Input rows start

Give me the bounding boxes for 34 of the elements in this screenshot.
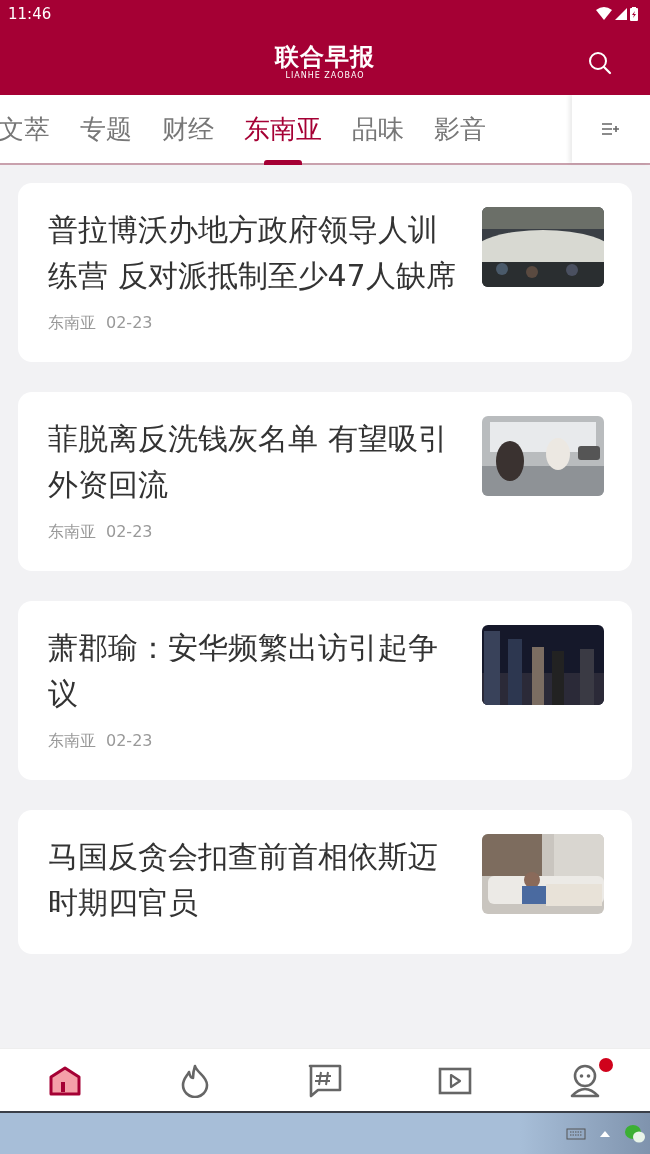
home-icon[interactable]	[48, 1065, 82, 1097]
search-icon[interactable]	[588, 51, 612, 75]
article-card[interactable]: 普拉博沃办地方政府领导人训练营 反对派抵制至少47人缺席 东南亚 02-23	[18, 183, 632, 362]
channel-tab[interactable]: 影音	[434, 95, 486, 163]
article-card[interactable]: 马国反贪会扣查前首相依斯迈时期四官员	[18, 810, 632, 954]
channel-tab[interactable]: 品味	[352, 95, 404, 163]
article-date: 02-23	[106, 731, 153, 752]
channel-tab[interactable]: 东南亚	[244, 95, 322, 163]
chat-icon[interactable]	[624, 1123, 646, 1144]
battery-icon	[630, 6, 638, 21]
article-title: 普拉博沃办地方政府领导人训练营 反对派抵制至少47人缺席	[48, 211, 457, 295]
article-date: 02-23	[106, 313, 153, 334]
app-logo: 联合早报	[275, 42, 375, 71]
status-time: 11:46	[8, 4, 52, 23]
logo-subtitle: LIANHE ZAOBAO	[285, 70, 365, 80]
article-title: 菲脱离反洗钱灰名单 有望吸引外资回流	[48, 420, 449, 504]
article-date: 02-23	[106, 522, 153, 543]
article-title: 马国反贪会扣查前首相依斯迈时期四官员	[48, 838, 439, 922]
article-section: 东南亚	[48, 522, 96, 543]
channel-tab[interactable]: 财经	[162, 95, 214, 163]
article-title: 萧郡瑜：安华频繁出访引起争议	[48, 629, 439, 713]
article-card[interactable]: 菲脱离反洗钱灰名单 有望吸引外资回流 东南亚 02-23	[18, 392, 632, 571]
article-card[interactable]: 萧郡瑜：安华频繁出访引起争议 东南亚 02-23	[18, 601, 632, 780]
article-section: 东南亚	[48, 731, 96, 752]
video-icon[interactable]	[438, 1067, 472, 1095]
profile-icon[interactable]	[568, 1064, 602, 1098]
topic-icon[interactable]	[308, 1064, 342, 1098]
article-section: 东南亚	[48, 313, 96, 334]
channel-tab[interactable]: 专题	[80, 95, 132, 163]
channel-menu-icon[interactable]	[602, 122, 620, 136]
tray-arrow-icon[interactable]	[600, 1130, 610, 1137]
signal-icon	[615, 7, 627, 20]
flame-icon[interactable]	[180, 1064, 210, 1098]
wifi-icon	[596, 7, 612, 20]
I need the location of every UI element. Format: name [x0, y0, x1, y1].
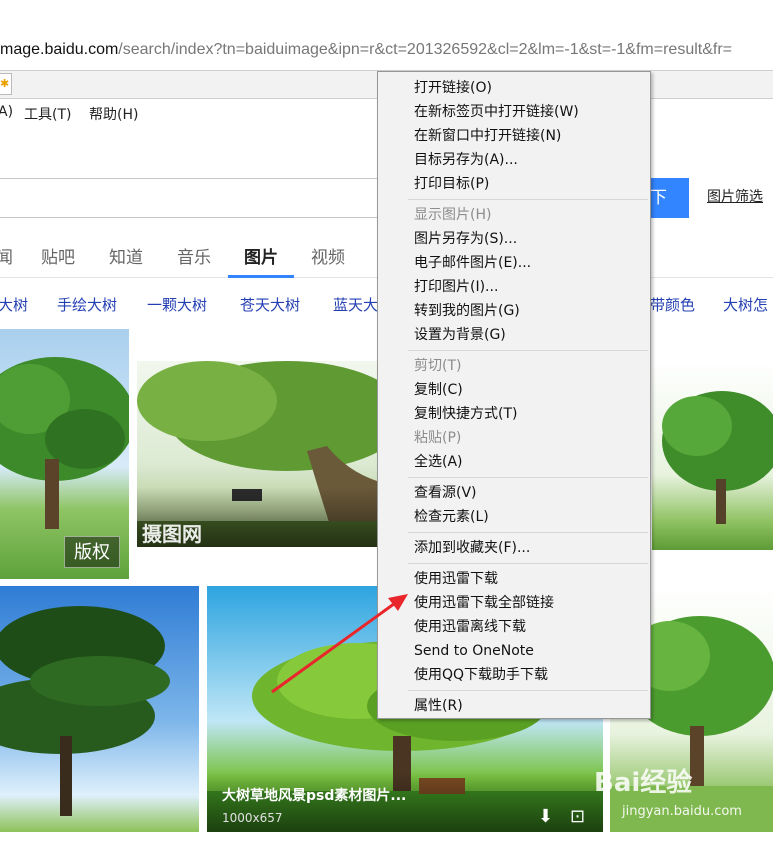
context-menu-item[interactable]: 在新标签页中打开链接(W)	[414, 100, 579, 124]
related-link[interactable]: 带颜色	[650, 294, 695, 315]
context-menu-item[interactable]: 使用迅雷下载全部链接	[414, 591, 554, 615]
download-icon[interactable]: ⬇	[538, 806, 553, 827]
active-tab-underline	[228, 275, 294, 278]
context-menu: 打开链接(O) 在新标签页中打开链接(W) 在新窗口中打开链接(N) 目标另存为(A)…	[377, 71, 651, 719]
context-menu-item: 剪切(T)	[414, 358, 462, 374]
menu-item-partial[interactable]: A)	[0, 104, 13, 120]
menu-separator	[408, 477, 648, 478]
url-host: mage.baidu.com	[0, 41, 119, 58]
menu-separator	[408, 199, 648, 200]
context-menu-item[interactable]: 图片另存为(S)...	[414, 227, 517, 251]
menu-separator	[408, 563, 648, 564]
menu-item-tools[interactable]: 工具(T)	[24, 104, 71, 124]
menu-item-help[interactable]: 帮助(H)	[89, 104, 138, 124]
baidu-jingyan-watermark: Bai经验	[594, 768, 693, 798]
context-menu-item[interactable]: 目标另存为(A)...	[414, 148, 518, 172]
related-link[interactable]: 大树	[0, 294, 28, 315]
context-menu-item[interactable]: Send to OneNote	[414, 639, 534, 663]
tab-zhidao[interactable]: 知道	[109, 243, 143, 268]
context-menu-item[interactable]: 使用迅雷下载	[414, 567, 498, 591]
related-link[interactable]: 苍天大树	[240, 294, 300, 315]
context-menu-item[interactable]: 打印目标(P)	[414, 172, 489, 196]
related-link[interactable]: 手绘大树	[57, 294, 117, 315]
url-path: /search/index?tn=baiduimage&ipn=r&ct=201…	[118, 41, 732, 58]
context-menu-item[interactable]: 查看源(V)	[414, 481, 477, 505]
context-menu-item: 粘贴(P)	[414, 430, 462, 446]
image-filter-link[interactable]: 图片筛选	[707, 186, 763, 206]
menu-separator	[408, 350, 648, 351]
tab-news[interactable]: 闻	[0, 243, 13, 268]
context-menu-item[interactable]: 在新窗口中打开链接(N)	[414, 124, 561, 148]
context-menu-item[interactable]: 打印图片(I)...	[414, 275, 498, 299]
tab-video[interactable]: 视频	[311, 243, 345, 268]
related-link[interactable]: 蓝天大	[333, 294, 378, 315]
context-menu-item[interactable]: 添加到收藏夹(F)...	[414, 536, 530, 560]
image-title[interactable]: 大树草地风景psd素材图片...	[222, 785, 406, 805]
related-link[interactable]: 一颗大树	[147, 294, 207, 315]
tree-image	[0, 606, 170, 816]
context-menu-item[interactable]: 转到我的图片(G)	[414, 299, 520, 323]
similar-search-icon[interactable]: ⊡	[570, 806, 585, 827]
tree-image	[662, 391, 773, 524]
context-menu-item[interactable]: 打开链接(O)	[414, 76, 492, 100]
context-menu-item[interactable]: 检查元素(L)	[414, 505, 489, 529]
related-link[interactable]: 大树怎	[723, 294, 768, 315]
context-menu-item[interactable]: 使用QQ下载助手下载	[414, 663, 548, 687]
tab-music[interactable]: 音乐	[177, 243, 211, 268]
image-size: 1000x657	[222, 811, 283, 825]
context-menu-item: 显示图片(H)	[414, 207, 492, 223]
tab-images[interactable]: 图片	[244, 243, 278, 268]
copyright-badge: 版权	[64, 536, 120, 568]
menu-separator	[408, 532, 648, 533]
context-menu-item[interactable]: 复制(C)	[414, 378, 463, 402]
context-menu-item[interactable]: 复制快捷方式(T)	[414, 402, 517, 426]
stock-watermark: 摄图网	[142, 522, 202, 546]
image-result-tree-3[interactable]	[652, 361, 773, 550]
watermark-url: jingyan.baidu.com	[622, 804, 742, 819]
context-menu-item[interactable]: 全选(A)	[414, 450, 463, 474]
tab-tieba[interactable]: 贴吧	[41, 243, 75, 268]
context-menu-item[interactable]: 设置为背景(G)	[414, 323, 506, 347]
address-bar[interactable]: mage.baidu.com/search/index?tn=baiduimag…	[0, 34, 773, 66]
context-menu-item[interactable]: 电子邮件图片(E)...	[414, 251, 531, 275]
menu-separator	[408, 690, 648, 691]
page-icon[interactable]: ✱	[0, 73, 12, 95]
image-result-tree-4[interactable]	[0, 586, 199, 832]
context-menu-item[interactable]: 属性(R)	[414, 694, 463, 718]
context-menu-item[interactable]: 使用迅雷离线下载	[414, 615, 526, 639]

Input rows end

Short exercise
Rewrite every line of the records above as a JSON list of strings, one string per line, skipping blank lines and leaving out the pictures.

The reply
[
  "Give me the bounding boxes for 34 of the elements in this screenshot.",
  "home-icon[interactable]\t[48, 1065, 82, 1097]",
  "search-icon[interactable]\t[588, 51, 612, 75]",
  "article-card[interactable]: 普拉博沃办地方政府领导人训练营 反对派抵制至少47人缺席 东南亚 02-23\t[18, 183, 632, 362]",
  "channel-tab[interactable]: 影音\t[434, 95, 486, 163]",
  "article-card[interactable]: 马国反贪会扣查前首相依斯迈时期四官员\t[18, 810, 632, 954]",
  "channel-tab[interactable]: 品味\t[352, 95, 404, 163]",
  "article-date: 02-23\t[106, 731, 153, 752]",
  "channel-tab[interactable]: 东南亚\t[244, 95, 322, 163]",
  "chat-icon[interactable]\t[624, 1123, 646, 1144]",
  "battery-icon\t[630, 6, 638, 21]",
  "article-title: 普拉博沃办地方政府领导人训练营 反对派抵制至少47人缺席\t[48, 211, 457, 295]",
  "article-date: 02-23\t[106, 313, 153, 334]",
  "app-logo: 联合早报\t[275, 42, 375, 71]",
  "status-time: 11:46\t[8, 4, 52, 23]",
  "logo-subtitle: LIANHE ZAOBAO\t[285, 70, 365, 80]",
  "article-title: 菲脱离反洗钱灰名单 有望吸引外资回流\t[48, 420, 449, 504]",
  "article-date: 02-23\t[106, 522, 153, 543]",
  "article-title: 马国反贪会扣查前首相依斯迈时期四官员\t[48, 838, 439, 922]",
  "article-section: 东南亚\t[48, 522, 96, 543]",
  "channel-tab[interactable]: 财经\t[162, 95, 214, 163]",
  "article-title: 萧郡瑜：安华频繁出访引起争议\t[48, 629, 439, 713]",
  "article-card[interactable]: 菲脱离反洗钱灰名单 有望吸引外资回流 东南亚 02-23\t[18, 392, 632, 571]",
  "article-card[interactable]: 萧郡瑜：安华频繁出访引起争议 东南亚 02-23\t[18, 601, 632, 780]",
  "article-section: 东南亚\t[48, 731, 96, 752]",
  "video-icon[interactable]\t[438, 1067, 472, 1095]",
  "profile-icon[interactable]\t[568, 1064, 602, 1098]",
  "topic-icon[interactable]\t[308, 1064, 342, 1098]",
  "article-section: 东南亚\t[48, 313, 96, 334]",
  "channel-tab[interactable]: 专题\t[80, 95, 132, 163]",
  "channel-menu-icon[interactable]\t[602, 122, 620, 136]",
  "tray-arrow-icon[interactable]\t[600, 1130, 610, 1137]",
  "signal-icon\t[615, 7, 627, 20]",
  "flame-icon[interactable]\t[180, 1064, 210, 1098]",
  "wifi-icon\t[596, 7, 612, 20]",
  "I need the location of every UI element. Format: name [x0, y0, x1, y1].",
  "context-menu-item[interactable]: 在新标签页中打开链接(W)\t[414, 100, 579, 124]",
  "related-link[interactable]: 带颜色\t[650, 294, 695, 315]",
  "context-menu-item[interactable]: 使用迅雷下载全部链接\t[414, 591, 554, 615]",
  "download-icon[interactable]: ⬇\t[538, 806, 553, 827]",
  "active-tab-underline\t[228, 275, 294, 278]",
  "context-menu: 打开链接(O) 在新标签页中打开链接(W) 在新窗口中打开链接(N) 目标另存为(A)…\t[377, 71, 651, 719]",
  "context-menu-item: 剪切(T)\t[414, 358, 462, 374]",
  "menu-item-partial[interactable]: A)\t[0, 104, 13, 120]",
  "menu-separator\t[408, 477, 648, 478]",
  "url-host: mage.baidu.com\t[0, 41, 119, 58]",
  "menu-separator\t[408, 199, 648, 200]",
  "context-menu-item[interactable]: 图片另存为(S)...\t[414, 227, 517, 251]",
  "menu-separator\t[408, 563, 648, 564]",
  "menu-item-tools[interactable]: 工具(T)\t[24, 104, 71, 124]",
  "menu-item-help[interactable]: 帮助(H)\t[89, 104, 138, 124]",
  "baidu-jingyan-watermark: Bai经验\t[594, 768, 693, 798]",
  "context-menu-item[interactable]: 目标另存为(A)...\t[414, 148, 518, 172]",
  "related-link[interactable]: 大树\t[0, 294, 28, 315]",
  "context-menu-item[interactable]: Send to OneNote\t[414, 639, 534, 663]",
  "tab-zhidao[interactable]: 知道\t[109, 243, 143, 268]",
  "context-menu-item[interactable]: 使用迅雷下载\t[414, 567, 498, 591]",
  "related-link[interactable]: 苍天大树\t[240, 294, 300, 315]",
  "context-menu-item[interactable]: 打印目标(P)\t[414, 172, 489, 196]",
  "related-link[interactable]: 手绘大树\t[57, 294, 117, 315]",
  "url-path: /search/index?tn=baiduimage&ipn=r&ct=201…\t[118, 41, 732, 58]",
  "context-menu-item[interactable]: 查看源(V)\t[414, 481, 477, 505]",
  "context-menu-item: 粘贴(P)\t[414, 430, 462, 446]",
  "image-filter-link[interactable]: 图片筛选\t[707, 186, 763, 206]",
  "menu-separator\t[408, 350, 648, 351]",
  "tab-news[interactable]: 闻\t[0, 243, 13, 268]",
  "context-menu-item[interactable]: 在新窗口中打开链接(N)\t[414, 124, 561, 148]",
  "context-menu-item[interactable]: 打印图片(I)...\t[414, 275, 498, 299]",
  "tab-video[interactable]: 视频\t[311, 243, 345, 268]",
  "related-link[interactable]: 蓝天大\t[333, 294, 378, 315]",
  "context-menu-item[interactable]: 添加到收藏夹(F)...\t[414, 536, 530, 560]",
  "image-title[interactable]: 大树草地风景psd素材图片...\t[222, 785, 406, 805]",
  "related-link[interactable]: 一颗大树\t[147, 294, 207, 315]",
  "tree-image\t[0, 606, 170, 816]",
  "context-menu-item[interactable]: 转到我的图片(G)\t[414, 299, 520, 323]",
  "similar-search-icon[interactable]: ⊡\t[570, 806, 585, 827]",
  "tree-image\t[662, 391, 773, 524]",
  "context-menu-item[interactable]: 打开链接(O)\t[414, 76, 492, 100]",
  "context-menu-item[interactable]: 检查元素(L)\t[414, 505, 489, 529]",
  "related-link[interactable]: 大树怎\t[723, 294, 768, 315]",
  "context-menu-item[interactable]: 使用QQ下载助手下载\t[414, 663, 548, 687]",
  "tab-music[interactable]: 音乐\t[177, 243, 211, 268]",
  "image-size: 1000x657\t[222, 811, 283, 825]",
  "context-menu-item: 显示图片(H)\t[414, 207, 492, 223]",
  "tab-images[interactable]: 图片\t[244, 243, 278, 268]",
  "copyright-badge: 版权\t[64, 536, 120, 568]",
  "menu-separator\t[408, 532, 648, 533]",
  "context-menu-item[interactable]: 复制(C)\t[414, 378, 463, 402]",
  "context-menu-item[interactable]: 复制快捷方式(T)\t[414, 402, 517, 426]",
  "stock-watermark: 摄图网\t[142, 522, 202, 546]",
  "image-result-tree-3[interactable]\t[652, 361, 773, 550]",
  "watermark-url: jingyan.baidu.com\t[622, 804, 742, 819]",
  "context-menu-item[interactable]: 全选(A)\t[414, 450, 463, 474]",
  "tab-tieba[interactable]: 贴吧\t[41, 243, 75, 268]",
  "context-menu-item[interactable]: 设置为背景(G)\t[414, 323, 506, 347]",
  "address-bar[interactable]: mage.baidu.com/search/index?tn=baiduimag…\t[0, 34, 773, 66]",
  "context-menu-item[interactable]: 电子邮件图片(E)...\t[414, 251, 531, 275]",
  "menu-separator\t[408, 690, 648, 691]",
  "page-icon[interactable]: ✱\t[0, 73, 12, 95]",
  "image-result-tree-4[interactable]\t[0, 586, 199, 832]",
  "context-menu-item[interactable]: 属性(R)\t[414, 694, 463, 718]",
  "context-menu-item[interactable]: 使用迅雷离线下载\t[414, 615, 526, 639]"
]